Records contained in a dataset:
(begin)

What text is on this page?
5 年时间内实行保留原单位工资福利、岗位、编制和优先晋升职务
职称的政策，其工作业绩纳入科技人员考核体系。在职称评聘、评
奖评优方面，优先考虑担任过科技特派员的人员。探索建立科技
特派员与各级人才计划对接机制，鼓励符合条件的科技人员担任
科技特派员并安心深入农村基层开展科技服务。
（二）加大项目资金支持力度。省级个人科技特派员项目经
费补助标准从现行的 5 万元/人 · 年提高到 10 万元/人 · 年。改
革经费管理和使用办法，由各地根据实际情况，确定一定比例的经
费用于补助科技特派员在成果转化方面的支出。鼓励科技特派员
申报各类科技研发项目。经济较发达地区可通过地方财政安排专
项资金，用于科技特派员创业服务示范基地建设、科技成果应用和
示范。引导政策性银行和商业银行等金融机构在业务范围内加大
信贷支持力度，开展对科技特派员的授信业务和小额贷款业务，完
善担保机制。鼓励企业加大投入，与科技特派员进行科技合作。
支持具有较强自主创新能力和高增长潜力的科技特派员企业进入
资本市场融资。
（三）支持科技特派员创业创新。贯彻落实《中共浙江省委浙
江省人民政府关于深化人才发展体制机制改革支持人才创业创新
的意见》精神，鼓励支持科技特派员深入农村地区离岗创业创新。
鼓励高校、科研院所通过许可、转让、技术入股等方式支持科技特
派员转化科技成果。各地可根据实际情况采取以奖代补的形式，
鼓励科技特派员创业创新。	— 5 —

(end)

PROBLEM DESCRIPTION: Go through the listing and print each line exactly as it appears.

RESULT OF THIS EXERCISE:
What text is on this page?
5 年时间内实行保留原单位工资福利、岗位、编制和优先晋升职务
职称的政策，其工作业绩纳入科技人员考核体系。在职称评聘、评
奖评优方面，优先考虑担任过科技特派员的人员。探索建立科技
特派员与各级人才计划对接机制，鼓励符合条件的科技人员担任
科技特派员并安心深入农村基层开展科技服务。
（二）加大项目资金支持力度。省级个人科技特派员项目经
费补助标准从现行的 5 万元/人 · 年提高到 10 万元/人 · 年。改
革经费管理和使用办法，由各地根据实际情况，确定一定比例的经
费用于补助科技特派员在成果转化方面的支出。鼓励科技特派员
申报各类科技研发项目。经济较发达地区可通过地方财政安排专
项资金，用于科技特派员创业服务示范基地建设、科技成果应用和
示范。引导政策性银行和商业银行等金融机构在业务范围内加大
信贷支持力度，开展对科技特派员的授信业务和小额贷款业务，完
善担保机制。鼓励企业加大投入，与科技特派员进行科技合作。
支持具有较强自主创新能力和高增长潜力的科技特派员企业进入
资本市场融资。
（三）支持科技特派员创业创新。贯彻落实《中共浙江省委浙
江省人民政府关于深化人才发展体制机制改革支持人才创业创新
的意见》精神，鼓励支持科技特派员深入农村地区离岗创业创新。
鼓励高校、科研院所通过许可、转让、技术入股等方式支持科技特
派员转化科技成果。各地可根据实际情况采取以奖代补的形式，
鼓励科技特派员创业创新。	— 5 —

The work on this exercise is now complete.